**Job:**
Write out all of the data exactly as it appears.

══ Dataset excerpts

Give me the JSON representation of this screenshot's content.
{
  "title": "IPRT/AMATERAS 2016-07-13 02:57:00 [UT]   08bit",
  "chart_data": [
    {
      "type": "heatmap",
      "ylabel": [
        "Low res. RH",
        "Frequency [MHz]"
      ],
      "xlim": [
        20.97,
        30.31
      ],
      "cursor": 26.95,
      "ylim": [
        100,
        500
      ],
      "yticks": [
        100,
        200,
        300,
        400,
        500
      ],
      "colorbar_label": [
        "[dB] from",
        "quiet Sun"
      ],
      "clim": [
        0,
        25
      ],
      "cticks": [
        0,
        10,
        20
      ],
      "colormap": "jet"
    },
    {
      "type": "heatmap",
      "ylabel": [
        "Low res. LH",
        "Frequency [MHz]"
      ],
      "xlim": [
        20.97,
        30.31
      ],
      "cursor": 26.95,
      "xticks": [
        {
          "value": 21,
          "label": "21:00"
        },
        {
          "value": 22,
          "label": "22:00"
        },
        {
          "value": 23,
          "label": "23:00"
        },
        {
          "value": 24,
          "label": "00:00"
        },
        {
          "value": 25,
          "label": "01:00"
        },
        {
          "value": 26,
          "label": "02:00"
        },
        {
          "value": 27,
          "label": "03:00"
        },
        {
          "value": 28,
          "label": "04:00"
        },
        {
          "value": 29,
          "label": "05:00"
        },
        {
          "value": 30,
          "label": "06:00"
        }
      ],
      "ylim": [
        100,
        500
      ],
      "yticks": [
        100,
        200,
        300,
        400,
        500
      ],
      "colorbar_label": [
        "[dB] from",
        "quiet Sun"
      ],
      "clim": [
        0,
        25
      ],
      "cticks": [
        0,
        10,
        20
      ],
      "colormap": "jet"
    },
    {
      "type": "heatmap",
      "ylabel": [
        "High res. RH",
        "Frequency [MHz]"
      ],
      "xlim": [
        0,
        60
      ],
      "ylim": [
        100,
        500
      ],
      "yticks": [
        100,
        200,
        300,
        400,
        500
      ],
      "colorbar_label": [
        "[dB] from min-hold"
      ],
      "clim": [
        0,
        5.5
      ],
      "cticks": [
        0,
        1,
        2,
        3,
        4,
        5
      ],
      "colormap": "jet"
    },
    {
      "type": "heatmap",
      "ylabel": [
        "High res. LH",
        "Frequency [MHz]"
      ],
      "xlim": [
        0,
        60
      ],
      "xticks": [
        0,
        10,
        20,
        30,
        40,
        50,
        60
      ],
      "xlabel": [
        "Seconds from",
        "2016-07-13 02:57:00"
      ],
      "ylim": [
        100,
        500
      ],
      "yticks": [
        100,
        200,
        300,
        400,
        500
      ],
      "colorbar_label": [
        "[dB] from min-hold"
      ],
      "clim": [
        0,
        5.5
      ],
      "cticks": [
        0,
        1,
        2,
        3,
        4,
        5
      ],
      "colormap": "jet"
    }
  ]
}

════

**Exercise response:**
Give me the JSON representation of this screenshot's content.
{
  "title": "IPRT/AMATERAS 2016-07-13 02:57:00 [UT]   08bit",
  "chart_data": [
    {
      "type": "heatmap",
      "ylabel": [
        "Low res. RH",
        "Frequency [MHz]"
      ],
      "xlim": [
        20.97,
        30.31
      ],
      "cursor": 26.95,
      "ylim": [
        100,
        500
      ],
      "yticks": [
        100,
        200,
        300,
        400,
        500
      ],
      "colorbar_label": [
        "[dB] from",
        "quiet Sun"
      ],
      "clim": [
        0,
        25
      ],
      "cticks": [
        0,
        10,
        20
      ],
      "colormap": "jet"
    },
    {
      "type": "heatmap",
      "ylabel": [
        "Low res. LH",
        "Frequency [MHz]"
      ],
      "xlim": [
        20.97,
        30.31
      ],
      "cursor": 26.95,
      "xticks": [
        {
          "value": 21,
          "label": "21:00"
        },
        {
          "value": 22,
          "label": "22:00"
        },
        {
          "value": 23,
          "label": "23:00"
        },
        {
          "value": 24,
          "label": "00:00"
        },
        {
          "value": 25,
          "label": "01:00"
        },
        {
          "value": 26,
          "label": "02:00"
        },
        {
          "value": 27,
          "label": "03:00"
        },
        {
          "value": 28,
          "label": "04:00"
        },
        {
          "value": 29,
          "label": "05:00"
        },
        {
          "value": 30,
          "label": "06:00"
        }
      ],
      "ylim": [
        100,
        500
      ],
      "yticks": [
        100,
        200,
        300,
        400,
        500
      ],
      "colorbar_label": [
        "[dB] from",
        "quiet Sun"
      ],
      "clim": [
        0,
        25
      ],
      "cticks": [
        0,
        10,
        20
      ],
      "colormap": "jet"
    },
    {
      "type": "heatmap",
      "ylabel": [
        "High res. RH",
        "Frequency [MHz]"
      ],
      "xlim": [
        0,
        60
      ],
      "ylim": [
        100,
        500
      ],
      "yticks": [
        100,
        200,
        300,
        400,
        500
      ],
      "colorbar_label": [
        "[dB] from min-hold"
      ],
      "clim": [
        0,
        5.5
      ],
      "cticks": [
        0,
        1,
        2,
        3,
        4,
        5
      ],
      "colormap": "jet"
    },
    {
      "type": "heatmap",
      "ylabel": [
        "High res. LH",
        "Frequency [MHz]"
      ],
      "xlim": [
        0,
        60
      ],
      "xticks": [
        0,
        10,
        20,
        30,
        40,
        50,
        60
      ],
      "xlabel": [
        "Seconds from",
        "2016-07-13 02:57:00"
      ],
      "ylim": [
        100,
        500
      ],
      "yticks": [
        100,
        200,
        300,
        400,
        500
      ],
      "colorbar_label": [
        "[dB] from min-hold"
      ],
      "clim": [
        0,
        5.5
      ],
      "cticks": [
        0,
        1,
        2,
        3,
        4,
        5
      ],
      "colormap": "jet"
    }
  ]
}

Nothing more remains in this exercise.